[Start RECORDS FOR THE EXERCISE]
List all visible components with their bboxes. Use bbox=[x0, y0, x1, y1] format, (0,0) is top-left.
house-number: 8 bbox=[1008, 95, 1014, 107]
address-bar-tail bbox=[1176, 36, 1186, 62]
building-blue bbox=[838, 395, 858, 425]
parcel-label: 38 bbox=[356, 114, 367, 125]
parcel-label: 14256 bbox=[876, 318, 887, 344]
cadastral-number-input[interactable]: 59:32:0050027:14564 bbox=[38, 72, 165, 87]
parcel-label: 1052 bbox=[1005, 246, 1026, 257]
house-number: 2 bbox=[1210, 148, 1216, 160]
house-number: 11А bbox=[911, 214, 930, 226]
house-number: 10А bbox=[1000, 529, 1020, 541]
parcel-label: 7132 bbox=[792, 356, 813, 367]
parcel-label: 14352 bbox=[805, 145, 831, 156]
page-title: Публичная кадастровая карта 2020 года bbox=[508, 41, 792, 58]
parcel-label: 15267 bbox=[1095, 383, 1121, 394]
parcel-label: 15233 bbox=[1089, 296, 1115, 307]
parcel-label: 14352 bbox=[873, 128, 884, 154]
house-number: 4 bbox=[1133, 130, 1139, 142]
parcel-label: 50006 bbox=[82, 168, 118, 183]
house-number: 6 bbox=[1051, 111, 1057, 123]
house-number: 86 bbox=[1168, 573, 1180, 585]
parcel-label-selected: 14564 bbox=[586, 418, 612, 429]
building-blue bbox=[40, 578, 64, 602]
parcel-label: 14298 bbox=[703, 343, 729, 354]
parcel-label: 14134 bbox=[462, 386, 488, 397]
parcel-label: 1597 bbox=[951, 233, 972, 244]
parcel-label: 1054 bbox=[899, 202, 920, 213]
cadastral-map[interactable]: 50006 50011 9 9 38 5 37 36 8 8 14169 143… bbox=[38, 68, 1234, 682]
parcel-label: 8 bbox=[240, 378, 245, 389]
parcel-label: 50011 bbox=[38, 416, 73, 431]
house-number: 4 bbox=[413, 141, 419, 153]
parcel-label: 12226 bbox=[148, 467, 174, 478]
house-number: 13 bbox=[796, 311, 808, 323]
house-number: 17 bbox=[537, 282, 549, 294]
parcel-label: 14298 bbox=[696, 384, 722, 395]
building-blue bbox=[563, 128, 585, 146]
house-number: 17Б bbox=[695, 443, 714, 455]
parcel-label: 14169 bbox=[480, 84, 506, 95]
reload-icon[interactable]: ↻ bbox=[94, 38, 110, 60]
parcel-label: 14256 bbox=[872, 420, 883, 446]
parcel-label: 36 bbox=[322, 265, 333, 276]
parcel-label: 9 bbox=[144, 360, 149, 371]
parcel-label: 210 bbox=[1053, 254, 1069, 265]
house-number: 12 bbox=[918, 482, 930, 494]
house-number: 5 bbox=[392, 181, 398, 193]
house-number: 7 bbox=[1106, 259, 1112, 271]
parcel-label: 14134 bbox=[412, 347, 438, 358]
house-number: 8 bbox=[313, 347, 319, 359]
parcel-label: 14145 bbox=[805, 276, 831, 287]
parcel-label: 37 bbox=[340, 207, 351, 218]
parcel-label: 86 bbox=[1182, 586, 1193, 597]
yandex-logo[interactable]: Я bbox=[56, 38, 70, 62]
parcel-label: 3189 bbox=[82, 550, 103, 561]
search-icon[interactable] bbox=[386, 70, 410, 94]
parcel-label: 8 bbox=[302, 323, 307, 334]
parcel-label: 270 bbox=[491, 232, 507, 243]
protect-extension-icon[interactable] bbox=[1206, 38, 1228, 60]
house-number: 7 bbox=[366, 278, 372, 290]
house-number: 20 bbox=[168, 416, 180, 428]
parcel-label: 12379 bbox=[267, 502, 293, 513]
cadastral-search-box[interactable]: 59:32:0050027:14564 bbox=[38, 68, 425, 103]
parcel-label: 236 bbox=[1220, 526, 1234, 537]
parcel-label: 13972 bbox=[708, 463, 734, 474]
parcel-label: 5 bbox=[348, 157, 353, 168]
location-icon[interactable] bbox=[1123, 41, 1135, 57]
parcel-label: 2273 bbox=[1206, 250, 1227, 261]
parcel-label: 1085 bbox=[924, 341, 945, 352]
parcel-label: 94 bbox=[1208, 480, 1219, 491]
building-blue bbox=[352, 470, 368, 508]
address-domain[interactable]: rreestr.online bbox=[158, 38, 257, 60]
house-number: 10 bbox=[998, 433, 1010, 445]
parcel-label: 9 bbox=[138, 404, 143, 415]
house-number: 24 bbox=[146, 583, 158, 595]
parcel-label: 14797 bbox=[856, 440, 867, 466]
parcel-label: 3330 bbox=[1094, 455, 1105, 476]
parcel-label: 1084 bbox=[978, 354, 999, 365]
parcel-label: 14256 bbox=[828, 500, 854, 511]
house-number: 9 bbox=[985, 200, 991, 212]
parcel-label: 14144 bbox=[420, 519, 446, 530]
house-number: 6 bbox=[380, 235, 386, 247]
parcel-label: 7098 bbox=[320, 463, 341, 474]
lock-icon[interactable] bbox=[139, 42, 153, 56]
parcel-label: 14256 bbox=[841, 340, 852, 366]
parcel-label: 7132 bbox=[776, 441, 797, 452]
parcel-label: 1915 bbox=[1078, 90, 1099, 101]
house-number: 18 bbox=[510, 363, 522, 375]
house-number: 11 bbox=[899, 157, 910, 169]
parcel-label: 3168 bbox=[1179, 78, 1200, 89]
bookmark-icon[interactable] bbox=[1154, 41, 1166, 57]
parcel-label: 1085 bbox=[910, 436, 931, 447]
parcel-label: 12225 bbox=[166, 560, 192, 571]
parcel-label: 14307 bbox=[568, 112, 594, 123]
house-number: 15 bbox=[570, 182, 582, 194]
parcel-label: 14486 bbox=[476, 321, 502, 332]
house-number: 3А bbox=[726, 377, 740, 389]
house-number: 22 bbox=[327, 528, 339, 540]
[End RECORDS FOR THE EXERCISE]
> WHAT YOU HAVE TO DO
Copy the data verbatim, starting with its first line and going on through the line that contains "house-number: 6 bbox=[1051, 111, 1057, 123]".

> WRITTEN ANSWER
List all visible components with their bboxes. Use bbox=[x0, y0, x1, y1] format, (0,0) is top-left.
house-number: 8 bbox=[1008, 95, 1014, 107]
address-bar-tail bbox=[1176, 36, 1186, 62]
building-blue bbox=[838, 395, 858, 425]
parcel-label: 38 bbox=[356, 114, 367, 125]
parcel-label: 14256 bbox=[876, 318, 887, 344]
cadastral-number-input[interactable]: 59:32:0050027:14564 bbox=[38, 72, 165, 87]
parcel-label: 1052 bbox=[1005, 246, 1026, 257]
house-number: 2 bbox=[1210, 148, 1216, 160]
house-number: 11А bbox=[911, 214, 930, 226]
house-number: 10А bbox=[1000, 529, 1020, 541]
parcel-label: 7132 bbox=[792, 356, 813, 367]
parcel-label: 14352 bbox=[805, 145, 831, 156]
page-title: Публичная кадастровая карта 2020 года bbox=[508, 41, 792, 58]
parcel-label: 15267 bbox=[1095, 383, 1121, 394]
parcel-label: 15233 bbox=[1089, 296, 1115, 307]
parcel-label: 14352 bbox=[873, 128, 884, 154]
house-number: 4 bbox=[1133, 130, 1139, 142]
parcel-label: 50006 bbox=[82, 168, 118, 183]
house-number: 6 bbox=[1051, 111, 1057, 123]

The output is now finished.